--- REQUIREMENTS ---
Search the listing below for the string "label" and copy every line where it occurs.

══ DATA EXCERPTS ══

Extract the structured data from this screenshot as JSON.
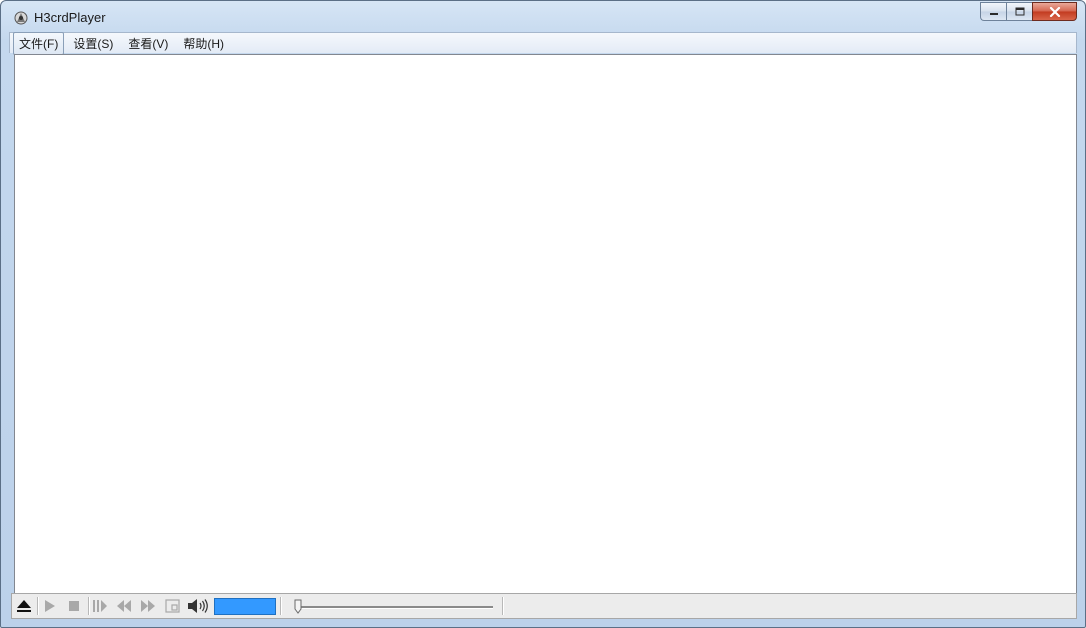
{
  "window": {
    "title": "H3crdPlayer"
  },
  "menu": {
    "items": [
      {
        "label": "文件(F)",
        "active": true
      },
      {
        "label": "设置(S)",
        "active": false
      },
      {
        "label": "查看(V)",
        "active": false
      },
      {
        "label": "帮助(H)",
        "active": false
      }
    ]
  },
  "controls": {
    "icons": [
      "eject-icon",
      "play-icon",
      "stop-icon",
      "step-forward-icon",
      "rewind-icon",
      "fast-forward-icon",
      "fullscreen-icon",
      "speaker-icon"
    ],
    "volume_level": 1.0,
    "seek_position": 0.0
  },
  "colors": {
    "volume_fill": "#3399ff",
    "close_button": "#c8452c"
  }
}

═══

--- ANSWER TO THE TASK ---
        "label": "文件(F)",
        "label": "设置(S)",
        "label": "查看(V)",
        "label": "帮助(H)",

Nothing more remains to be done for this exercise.